**Task to complete:** Go through the material and pull out every line with the string "أيضا" in it.

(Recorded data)
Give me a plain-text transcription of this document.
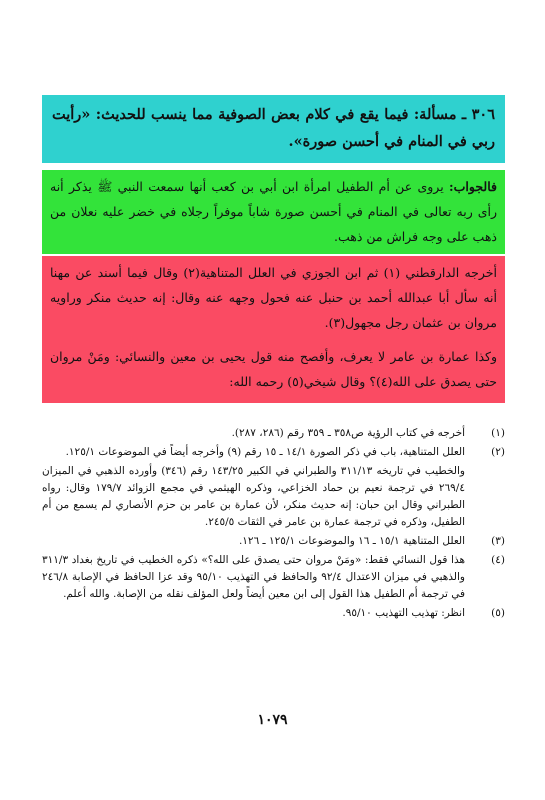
٣٠٦ ـ مسألة: فيما يقع في كلام بعض الصوفية مما ينسب للحديث: «رأيت ربي في المنام في أحسن صورة».
فالجواب: يروى عن أم الطفيل امرأة ابن أبي بن كعب أنها سمعت النبي ﷺ يذكر أنه رأى ربه تعالى في المنام في أحسن صورة شاباً موفراً رجلاه في خضر عليه نعلان من ذهب على وجه فراش من ذهب.

أخرجه الدارقطني (١) ثم ابن الجوزي في العلل المتناهية(٢) وقال فيما أسند عن مهنا أنه سأل أبا عبدالله أحمد بن حنبل عنه فحول وجهه عنه وقال: إنه حديث منكر وراويه مروان بن عثمان رجل مجهول(٣).

وكذا عمارة بن عامر لا يعرف، وأفصح منه قول يحيى بن معين والنسائي: ومَنْ مروان حتى يصدق على الله(٤)؟ وقال شيخي(٥) رحمه الله:

(١)

أخرجه في كتاب الرؤية ص٣٥٨ ـ ٣٥٩ رقم (٢٨٦، ٢٨٧).

(٢)

العلل المتناهية، باب في ذكر الصورة ١٤/١ ـ ١٥ رقم (٩) وأخرجه أيضاً في الموضوعات ١٢٥/١.

والخطيب في تاريخه ٣١١/١٣ والطبراني في الكبير ١٤٣/٢٥ رقم (٣٤٦) وأورده الذهبي في الميزان ٢٦٩/٤ في ترجمة نعيم بن حماد الخزاعي، وذكره الهيثمي في مجمع الزوائد ١٧٩/٧ وقال: رواه الطبراني وقال ابن حبان: إنه حديث منكر، لأن عمارة بن عامر بن حزم الأنصاري لم يسمع من أم الطفيل، وذكره في ترجمة عمارة بن عامر في الثقات ٢٤٥/٥.

(٣)

العلل المتناهية ١٥/١ ـ ١٦ والموضوعات ١٢٥/١ ـ ١٢٦.

(٤)

هذا قول النسائي فقط: «ومَنْ مروان حتى يصدق على الله؟» ذكره الخطيب في تاريخ بغداد ٣١١/٣ والذهبي في ميزان الاعتدال ٩٢/٤ والحافظ في التهذيب ٩٥/١٠ وقد عزا الحافظ في الإصابة ٢٤٦/٨ في ترجمة أم الطفيل هذا القول إلى ابن معين أيضاً ولعل المؤلف نقله من الإصابة. والله أعلم.

(٥)

انظر: تهذيب التهذيب ٩٥/١٠.

١٠٧٩
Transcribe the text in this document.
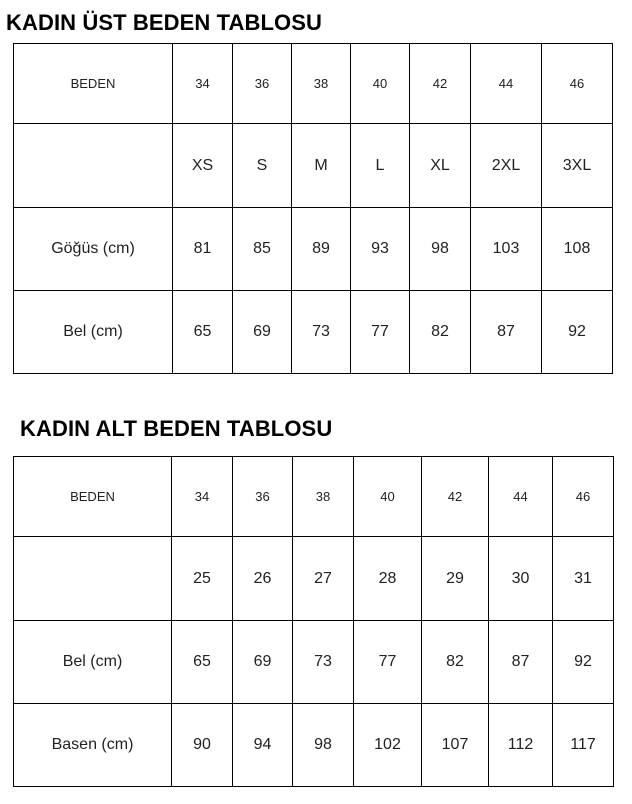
KADIN ÜST BEDEN TABLOSU
BEDEN	34	36	38	40	42	44	46
	XS	S	M	L	XL	2XL	3XL
Göğüs (cm)	81	85	89	93	98	103	108
Bel (cm)	65	69	73	77	82	87	92
KADIN ALT BEDEN TABLOSU
BEDEN	34	36	38	40	42	44	46
	25	26	27	28	29	30	31
Bel (cm)	65	69	73	77	82	87	92
Basen (cm)	90	94	98	102	107	112	117
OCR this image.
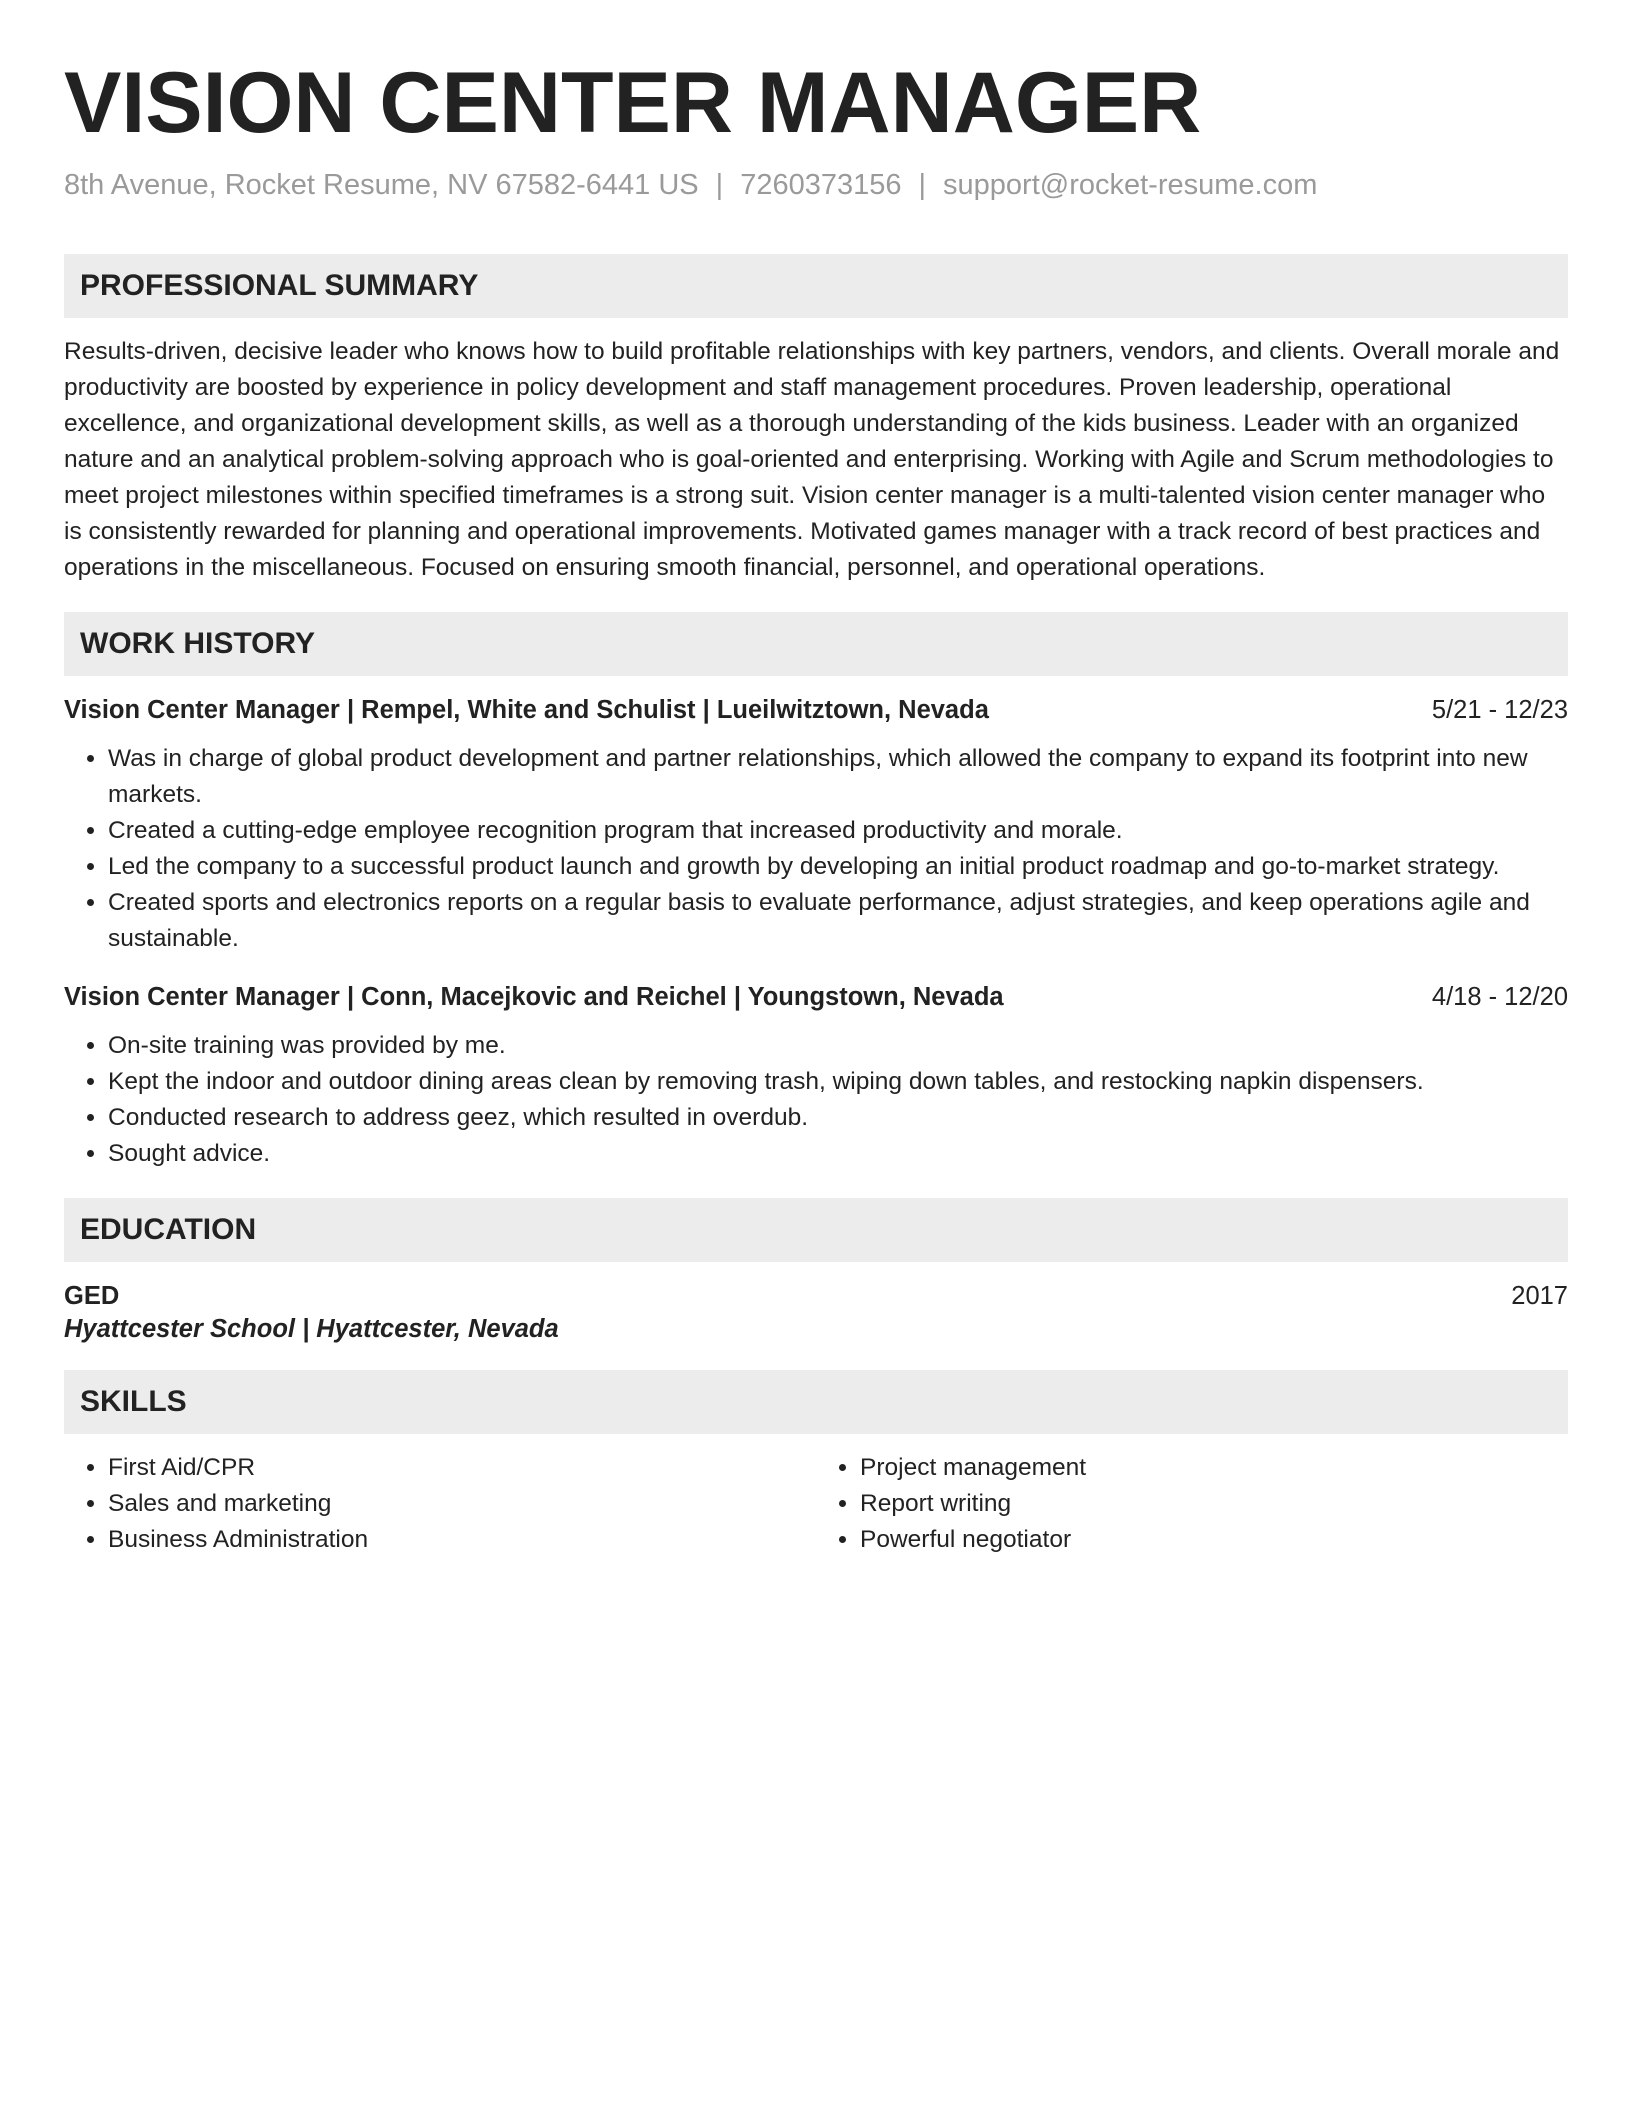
VISION CENTER MANAGER
8th Avenue, Rocket Resume, NV 67582-6441 US | 7260373156 | support@rocket-resume.com
PROFESSIONAL SUMMARY

Results-driven, decisive leader who knows how to build profitable relationships with key partners, vendors, and clients. Overall morale and productivity are boosted by experience in policy development and staff management procedures. Proven leadership, operational excellence, and organizational development skills, as well as a thorough understanding of the kids business. Leader with an organized nature and an analytical problem-solving approach who is goal-oriented and enterprising. Working with Agile and Scrum methodologies to meet project milestones within specified timeframes is a strong suit. Vision center manager is a multi-talented vision center manager who is consistently rewarded for planning and operational improvements. Motivated games manager with a track record of best practices and operations in the miscellaneous. Focused on ensuring smooth financial, personnel, and operational operations.

WORK HISTORY
Vision Center Manager | Rempel, White and Schulist | Lueilwitztown, Nevada	5/21 - 12/23
• Was in charge of global product development and partner relationships, which allowed the company to expand its footprint into new markets.
• Created a cutting-edge employee recognition program that increased productivity and morale.
• Led the company to a successful product launch and growth by developing an initial product roadmap and go-to-market strategy.
• Created sports and electronics reports on a regular basis to evaluate performance, adjust strategies, and keep operations agile and sustainable.
Vision Center Manager | Conn, Macejkovic and Reichel | Youngstown, Nevada	4/18 - 12/20
• On-site training was provided by me.
• Kept the indoor and outdoor dining areas clean by removing trash, wiping down tables, and restocking napkin dispensers.
• Conducted research to address geez, which resulted in overdub.
• Sought advice.
EDUCATION
GED	2017
Hyattcester School | Hyattcester, Nevada
SKILLS
• First Aid/CPR
• Sales and marketing
• Business Administration
• Project management
• Report writing
• Powerful negotiator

**Reply to the task:**
العلل المتناهية، باب في ذكر الصورة ١٤/١ ـ ١٥ رقم (٩) وأخرجه أيضاً في الموضوعات ١٢٥/١.
هذا قول النسائي فقط: «ومَنْ مروان حتى يصدق على الله؟» ذكره الخطيب في تاريخ بغداد ٣١١/٣ والذهبي في ميزان الاعتدال ٩٢/٤ والحافظ في التهذيب ٩٥/١٠ وقد عزا الحافظ في الإصابة ٢٤٦/٨ في ترجمة أم الطفيل هذا القول إلى ابن معين أيضاً ولعل المؤلف نقله من الإصابة. والله أعلم.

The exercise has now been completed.